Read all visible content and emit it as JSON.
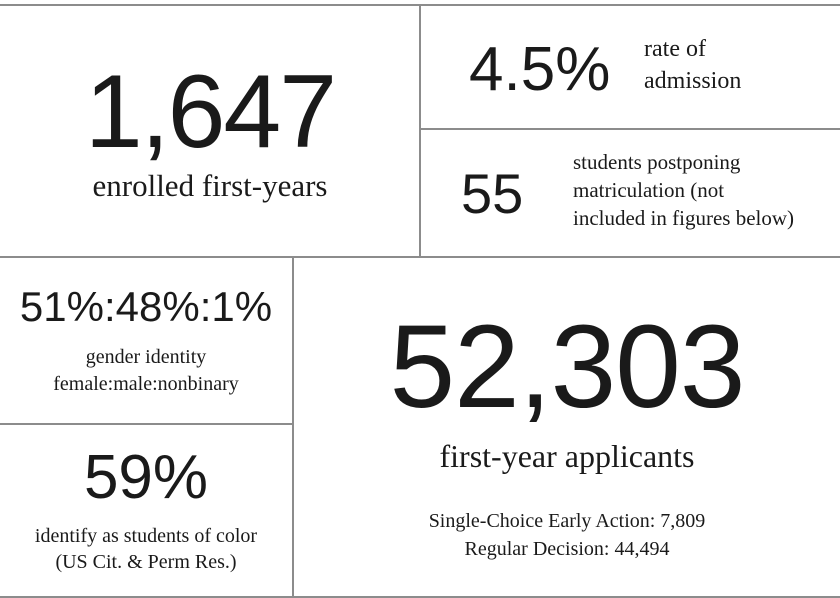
{
  "enrolled": {
    "number": "1,647",
    "label": "enrolled first-years"
  },
  "admission": {
    "number": "4.5%",
    "label_line1": "rate of",
    "label_line2": "admission"
  },
  "postponing": {
    "number": "55",
    "label_line1": "students postponing",
    "label_line2": "matriculation (not",
    "label_line3": "included in figures below)"
  },
  "gender": {
    "number": "51%:48%:1%",
    "label_line1": "gender identity",
    "label_line2": "female:male:nonbinary"
  },
  "students_of_color": {
    "number": "59%",
    "label_line1": "identify as students of color",
    "label_line2": "(US Cit. & Perm Res.)"
  },
  "applicants": {
    "number": "52,303",
    "label": "first-year applicants",
    "detail_line1": "Single-Choice Early Action: 7,809",
    "detail_line2": "Regular Decision: 44,494"
  }
}
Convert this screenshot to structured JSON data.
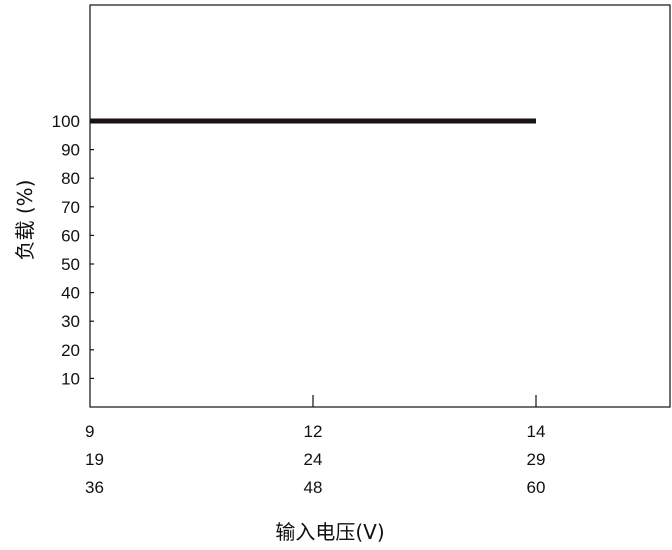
{
  "chart_data": {
    "type": "line",
    "ylabel": "负载 (%)",
    "xlabel": "输入电压(V)",
    "y_ticks": [
      10,
      20,
      30,
      40,
      50,
      60,
      70,
      80,
      90,
      100
    ],
    "ylim": [
      0,
      140
    ],
    "x_positions": [
      0,
      1,
      2,
      2.6
    ],
    "x_tick_rows": [
      [
        "9",
        "12",
        "14"
      ],
      [
        "19",
        "24",
        "29"
      ],
      [
        "36",
        "48",
        "60"
      ]
    ],
    "x_tick_at": [
      0,
      1,
      2
    ],
    "series": [
      {
        "points": [
          [
            0,
            100
          ],
          [
            2,
            100
          ]
        ],
        "color": "#1a1212"
      }
    ],
    "grid": false
  }
}
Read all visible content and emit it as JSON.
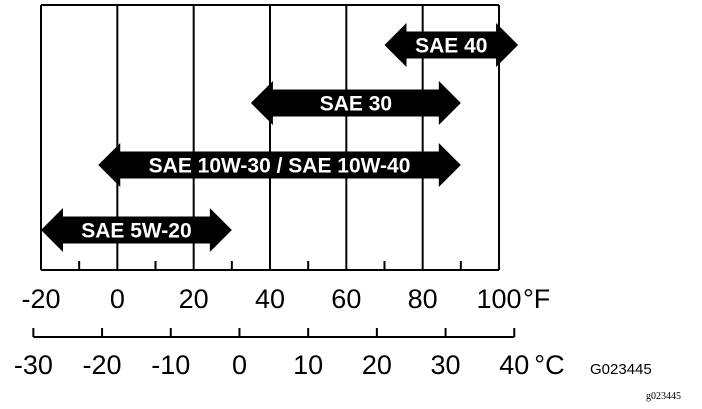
{
  "fahrenheit_scale": {
    "unit_label": "°F",
    "ticks": [
      -20,
      0,
      20,
      40,
      60,
      80,
      100
    ]
  },
  "celsius_scale": {
    "unit_label": "°C",
    "ticks": [
      -30,
      -20,
      -10,
      0,
      10,
      20,
      30,
      40
    ]
  },
  "oil_grades": [
    {
      "label": "SAE 40",
      "min_f": 70,
      "max_f": 105
    },
    {
      "label": "SAE 30",
      "min_f": 35,
      "max_f": 90
    },
    {
      "label": "SAE 10W-30 / SAE 10W-40",
      "min_f": -5,
      "max_f": 90
    },
    {
      "label": "SAE 5W-20",
      "min_f": -20,
      "max_f": 30
    }
  ],
  "figure_code": "G023445",
  "small_code": "g023445",
  "colors": {
    "bar": "#000000",
    "text_on_bar": "#ffffff",
    "lines": "#000000"
  }
}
_____
THE PROBLEM =>
Leave the pictures out, and transcribe each of the records exactly.

EXERCISE RESULT =>
Read all visible content and emit it as JSON.
{
  "enrolled": {
    "number": "1,647",
    "label": "enrolled first-years"
  },
  "admission": {
    "number": "4.5%",
    "label_line1": "rate of",
    "label_line2": "admission"
  },
  "postponing": {
    "number": "55",
    "label_line1": "students postponing",
    "label_line2": "matriculation (not",
    "label_line3": "included in figures below)"
  },
  "gender": {
    "number": "51%:48%:1%",
    "label_line1": "gender identity",
    "label_line2": "female:male:nonbinary"
  },
  "students_of_color": {
    "number": "59%",
    "label_line1": "identify as students of color",
    "label_line2": "(US Cit. & Perm Res.)"
  },
  "applicants": {
    "number": "52,303",
    "label": "first-year applicants",
    "detail_line1": "Single-Choice Early Action: 7,809",
    "detail_line2": "Regular Decision: 44,494"
  }
}
Convert this screenshot to structured JSON data.
{
  "chart_data": {
    "type": "line",
    "ylabel": "负载 (%)",
    "xlabel": "输入电压(V)",
    "y_ticks": [
      10,
      20,
      30,
      40,
      50,
      60,
      70,
      80,
      90,
      100
    ],
    "ylim": [
      0,
      140
    ],
    "x_positions": [
      0,
      1,
      2,
      2.6
    ],
    "x_tick_rows": [
      [
        "9",
        "12",
        "14"
      ],
      [
        "19",
        "24",
        "29"
      ],
      [
        "36",
        "48",
        "60"
      ]
    ],
    "x_tick_at": [
      0,
      1,
      2
    ],
    "series": [
      {
        "points": [
          [
            0,
            100
          ],
          [
            2,
            100
          ]
        ],
        "color": "#1a1212"
      }
    ],
    "grid": false
  }
}
Read all visible content and emit it as JSON.
{
  "fahrenheit_scale": {
    "unit_label": "°F",
    "ticks": [
      -20,
      0,
      20,
      40,
      60,
      80,
      100
    ]
  },
  "celsius_scale": {
    "unit_label": "°C",
    "ticks": [
      -30,
      -20,
      -10,
      0,
      10,
      20,
      30,
      40
    ]
  },
  "oil_grades": [
    {
      "label": "SAE 40",
      "min_f": 70,
      "max_f": 105
    },
    {
      "label": "SAE 30",
      "min_f": 35,
      "max_f": 90
    },
    {
      "label": "SAE 10W-30 / SAE 10W-40",
      "min_f": -5,
      "max_f": 90
    },
    {
      "label": "SAE 5W-20",
      "min_f": -20,
      "max_f": 30
    }
  ],
  "figure_code": "G023445",
  "small_code": "g023445",
  "colors": {
    "bar": "#000000",
    "text_on_bar": "#ffffff",
    "lines": "#000000"
  }
}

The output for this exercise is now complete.